> _WHAT YOU NEED TO DO_:
1. Answer these questions using the article on women in cardiovascular device trials below:
(a) What percentage of the studies reviewed by the FDA made some mention of gender bias in summaries of evidence?
(b) In what year did the FDA issue a specific directive on addressing the ratio of men and women in premarket studies?
(c) What percentage of its participants were women in the heart failure study that the researchers cite as an example?
2. List every figure expressed as a percentage in the article on women in cardiovascular device trials below.
3. Extend the article on women in cardiovascular device trials below, beginning after its final sentence.

> _TEXT PASSAGE_:

Women consistently made up only about one-third of participants in clinical trials of 78 high-risk cardiovascular devices that made it to market from 2000 through 2007, reported Rita F. Redberg, MD, MSc, of the University of California San Francisco and colleagues.

Only 41% of the studies reviewed by the FDA made some mention of gender bias in summaries of evidence, and only 26% of those that did noted some difference in safety or effectiveness by sex -- supporting the importance of such analyses, Redberg's group wrote in the March issue of Circulation: Cardiovascular Quality and Outcomes.

Such incomplete safety and efficacy data for women "may mean that more women are experiencing adverse events for a device lacking a mortality benefit," the researchers warned.

Redberg's group pointed to implantable cardioverter-defibrillator registry data showing a higher likelihood of in hospital and major adverse events for women compared with men.

The researchers also found no mortality benefit in primary prevention for women with heart failure.

The justifications given for the failure to adequately address gender just perpetuate the status quo, Redberg's team added.

For example, they noted, one heart failure study enrolled only 22% women -- despite equal representation of women among Medicare patients with impaired left ventricular function, which the study gave as an explanation that these demographics were typical for a U.S. device trial.

The National Institutes of Health and the FDA have been calling for inclusion of women in trials since the mid-'80s, including a specific directive from the FDA in 1994 requiring that device approval applications address the ratio of men and women in premarket studies and differences in safety and effectiveness by gender.

The researchers systematically reviewed all 78 such data summaries released to the public for class III cardiovascular devices approved from 2000 through 2007.

Men accounted for 67% of patients in the studies included in the FDA's Summaries of Safety and Effectiveness Data (SSED), ranging from 28% to 92% across the studies -- but without any increase in the proportion of women across the entire eight-year span (P=0.957).

Nor did the proportion of studies with analyses by sex or comments on gender bias increase over the review period (P=0.490).

> _GIVEN INFORMATION_:

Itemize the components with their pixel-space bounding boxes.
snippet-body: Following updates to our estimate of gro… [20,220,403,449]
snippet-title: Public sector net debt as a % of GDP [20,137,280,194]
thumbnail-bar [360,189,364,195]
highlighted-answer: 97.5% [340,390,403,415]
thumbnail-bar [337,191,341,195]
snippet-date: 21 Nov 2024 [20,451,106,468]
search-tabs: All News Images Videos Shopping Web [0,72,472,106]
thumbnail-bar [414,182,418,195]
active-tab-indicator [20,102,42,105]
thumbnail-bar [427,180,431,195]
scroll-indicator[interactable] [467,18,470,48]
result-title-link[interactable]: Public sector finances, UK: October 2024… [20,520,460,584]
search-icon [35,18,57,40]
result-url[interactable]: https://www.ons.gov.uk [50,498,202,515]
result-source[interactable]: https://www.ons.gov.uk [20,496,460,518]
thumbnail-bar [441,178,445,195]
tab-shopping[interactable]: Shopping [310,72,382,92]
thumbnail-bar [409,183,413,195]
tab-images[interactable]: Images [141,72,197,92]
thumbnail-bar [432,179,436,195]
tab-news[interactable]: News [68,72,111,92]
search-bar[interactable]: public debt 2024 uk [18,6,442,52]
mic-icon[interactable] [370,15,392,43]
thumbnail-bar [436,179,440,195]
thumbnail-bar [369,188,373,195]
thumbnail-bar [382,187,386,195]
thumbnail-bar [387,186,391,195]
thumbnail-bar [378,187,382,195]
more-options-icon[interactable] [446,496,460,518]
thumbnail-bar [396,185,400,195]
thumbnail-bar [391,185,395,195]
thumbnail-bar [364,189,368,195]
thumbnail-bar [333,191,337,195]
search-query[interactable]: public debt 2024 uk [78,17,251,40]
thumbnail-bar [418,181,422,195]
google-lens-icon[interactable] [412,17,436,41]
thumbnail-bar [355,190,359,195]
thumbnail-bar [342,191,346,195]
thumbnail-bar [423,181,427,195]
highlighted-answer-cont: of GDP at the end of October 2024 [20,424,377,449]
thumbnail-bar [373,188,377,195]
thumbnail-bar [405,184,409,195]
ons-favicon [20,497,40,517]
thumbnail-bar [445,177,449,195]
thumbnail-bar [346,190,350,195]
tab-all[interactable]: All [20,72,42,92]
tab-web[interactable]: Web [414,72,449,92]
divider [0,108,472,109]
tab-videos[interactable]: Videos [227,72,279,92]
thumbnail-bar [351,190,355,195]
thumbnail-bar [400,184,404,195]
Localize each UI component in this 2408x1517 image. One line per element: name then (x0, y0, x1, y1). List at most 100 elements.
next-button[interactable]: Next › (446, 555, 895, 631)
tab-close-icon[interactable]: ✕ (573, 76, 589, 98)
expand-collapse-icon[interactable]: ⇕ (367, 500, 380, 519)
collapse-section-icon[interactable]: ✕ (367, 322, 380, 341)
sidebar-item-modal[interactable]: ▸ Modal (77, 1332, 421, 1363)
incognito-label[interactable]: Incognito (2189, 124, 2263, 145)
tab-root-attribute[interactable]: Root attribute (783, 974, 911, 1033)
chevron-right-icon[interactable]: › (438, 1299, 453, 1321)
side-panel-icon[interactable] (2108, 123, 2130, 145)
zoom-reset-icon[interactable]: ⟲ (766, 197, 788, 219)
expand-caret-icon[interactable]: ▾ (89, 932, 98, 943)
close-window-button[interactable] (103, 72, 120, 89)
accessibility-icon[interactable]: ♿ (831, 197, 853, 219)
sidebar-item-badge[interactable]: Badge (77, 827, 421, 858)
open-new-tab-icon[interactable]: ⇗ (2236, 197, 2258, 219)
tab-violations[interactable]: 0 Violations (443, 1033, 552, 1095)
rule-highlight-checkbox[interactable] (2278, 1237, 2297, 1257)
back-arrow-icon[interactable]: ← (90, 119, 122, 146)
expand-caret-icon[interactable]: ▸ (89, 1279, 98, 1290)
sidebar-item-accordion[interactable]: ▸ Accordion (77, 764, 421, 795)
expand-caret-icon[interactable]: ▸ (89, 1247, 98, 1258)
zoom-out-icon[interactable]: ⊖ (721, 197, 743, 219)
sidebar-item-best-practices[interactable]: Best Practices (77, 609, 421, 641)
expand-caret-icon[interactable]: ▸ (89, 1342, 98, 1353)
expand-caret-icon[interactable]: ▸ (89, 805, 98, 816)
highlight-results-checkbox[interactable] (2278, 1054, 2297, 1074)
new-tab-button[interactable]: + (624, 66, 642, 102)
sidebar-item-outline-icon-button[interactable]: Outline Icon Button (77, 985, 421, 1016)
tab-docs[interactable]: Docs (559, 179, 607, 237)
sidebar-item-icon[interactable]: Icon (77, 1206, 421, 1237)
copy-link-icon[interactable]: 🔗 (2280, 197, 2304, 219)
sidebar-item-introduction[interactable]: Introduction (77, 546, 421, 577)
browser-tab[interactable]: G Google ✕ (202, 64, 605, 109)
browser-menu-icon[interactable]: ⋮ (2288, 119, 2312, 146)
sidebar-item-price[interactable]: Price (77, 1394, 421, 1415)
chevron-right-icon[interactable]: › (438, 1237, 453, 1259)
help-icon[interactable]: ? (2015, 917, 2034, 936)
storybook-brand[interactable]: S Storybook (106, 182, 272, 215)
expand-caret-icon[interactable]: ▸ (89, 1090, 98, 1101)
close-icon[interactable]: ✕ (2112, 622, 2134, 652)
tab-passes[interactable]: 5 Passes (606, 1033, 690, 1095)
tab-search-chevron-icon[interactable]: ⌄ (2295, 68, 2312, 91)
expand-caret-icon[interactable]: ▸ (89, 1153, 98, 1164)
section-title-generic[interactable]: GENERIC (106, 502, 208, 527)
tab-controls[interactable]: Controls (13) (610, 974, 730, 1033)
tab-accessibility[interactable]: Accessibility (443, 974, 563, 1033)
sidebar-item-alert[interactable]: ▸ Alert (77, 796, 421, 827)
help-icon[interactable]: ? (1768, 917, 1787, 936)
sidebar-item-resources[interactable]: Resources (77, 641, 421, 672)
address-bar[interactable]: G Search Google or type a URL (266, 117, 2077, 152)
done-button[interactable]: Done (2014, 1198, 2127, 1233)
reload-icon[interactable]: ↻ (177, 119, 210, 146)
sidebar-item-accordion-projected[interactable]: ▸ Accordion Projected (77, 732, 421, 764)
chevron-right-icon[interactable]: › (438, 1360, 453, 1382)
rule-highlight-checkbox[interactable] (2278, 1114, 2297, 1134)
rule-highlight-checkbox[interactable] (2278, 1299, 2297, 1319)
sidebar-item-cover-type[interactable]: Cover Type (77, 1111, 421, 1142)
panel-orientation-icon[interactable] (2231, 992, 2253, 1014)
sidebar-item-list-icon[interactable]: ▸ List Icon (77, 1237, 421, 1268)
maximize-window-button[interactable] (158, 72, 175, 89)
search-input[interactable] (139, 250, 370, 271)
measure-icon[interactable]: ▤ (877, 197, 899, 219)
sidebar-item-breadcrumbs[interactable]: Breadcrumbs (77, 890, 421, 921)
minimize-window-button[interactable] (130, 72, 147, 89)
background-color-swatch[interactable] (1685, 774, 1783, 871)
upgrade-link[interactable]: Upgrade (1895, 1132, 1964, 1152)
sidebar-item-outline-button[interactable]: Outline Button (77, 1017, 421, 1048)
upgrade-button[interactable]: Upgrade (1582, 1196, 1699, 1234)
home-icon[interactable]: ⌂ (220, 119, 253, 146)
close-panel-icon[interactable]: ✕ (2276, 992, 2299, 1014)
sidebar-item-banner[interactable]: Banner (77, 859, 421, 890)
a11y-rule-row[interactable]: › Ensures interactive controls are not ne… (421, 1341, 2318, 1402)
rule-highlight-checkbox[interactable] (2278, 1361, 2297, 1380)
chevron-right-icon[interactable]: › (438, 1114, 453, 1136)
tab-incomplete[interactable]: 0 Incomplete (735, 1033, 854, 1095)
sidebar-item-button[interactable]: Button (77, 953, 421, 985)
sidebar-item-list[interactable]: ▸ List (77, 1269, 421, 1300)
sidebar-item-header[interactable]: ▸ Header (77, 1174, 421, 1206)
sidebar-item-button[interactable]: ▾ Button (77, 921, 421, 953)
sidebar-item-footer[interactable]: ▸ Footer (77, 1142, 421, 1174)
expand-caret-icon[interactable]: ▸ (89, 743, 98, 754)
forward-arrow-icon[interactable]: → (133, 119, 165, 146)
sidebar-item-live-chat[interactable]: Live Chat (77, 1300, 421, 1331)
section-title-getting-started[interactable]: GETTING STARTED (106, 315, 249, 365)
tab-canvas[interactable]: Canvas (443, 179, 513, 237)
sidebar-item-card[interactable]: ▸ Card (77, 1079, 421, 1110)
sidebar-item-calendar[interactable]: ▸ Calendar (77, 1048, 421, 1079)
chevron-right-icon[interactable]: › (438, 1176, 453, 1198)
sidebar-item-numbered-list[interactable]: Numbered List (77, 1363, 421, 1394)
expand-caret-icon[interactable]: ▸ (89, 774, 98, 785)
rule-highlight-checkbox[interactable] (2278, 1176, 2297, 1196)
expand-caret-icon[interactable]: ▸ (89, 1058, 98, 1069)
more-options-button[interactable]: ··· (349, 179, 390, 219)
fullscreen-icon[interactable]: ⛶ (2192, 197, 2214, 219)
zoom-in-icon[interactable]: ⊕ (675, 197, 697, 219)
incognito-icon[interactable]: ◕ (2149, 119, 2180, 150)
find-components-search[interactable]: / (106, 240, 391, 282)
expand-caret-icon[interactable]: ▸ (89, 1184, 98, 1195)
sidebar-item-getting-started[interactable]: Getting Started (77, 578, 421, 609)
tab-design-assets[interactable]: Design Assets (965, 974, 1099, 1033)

> _ANSWER SECTION_:
1.
(a) 41%
(b) 1994
(c) 22%

2. 41%, 26%, 22%, 67%, 28%, 92%

3.
Of the 123 studies, 28% did not even report the proportions of men and women. Of those that did, almost half didn't report the proportion for all the patients enrolled, "which suggests an important source of missing data," according to the researchers.

"Raw data or statistical analyses rarely were provided, and sex-specific analyses of study primary end points were even less common," they added in the paper.

Resolving this situation may take further action by the FDA, Redberg and her colleagues suggested.
The agency has been working on a guidance document for study and analysis of gender differences in cardiovascular device trials; an act pending in Congress could go even further in mandating an end to the disparities, they noted.

Redberg's group cited several limitations to their study, including reliance on the publicly available SSEDs and Circulatory System Device Panel meeting materials as data sources, so "it is possible that these data are not comprehensive and that sex-specific data were reviewed and taken into consideration during device review but not included in the SSED or panel notes."

They further noted that SSEDs and the device panel meeting notes "are the only publicly available data source and, thus, provide the only available sex-specific data ..." and although they used the specific language in SSEDs referring to gender bias, the study did not evaluate bias in the device approval process itself "but, rather, gender-specific and related data."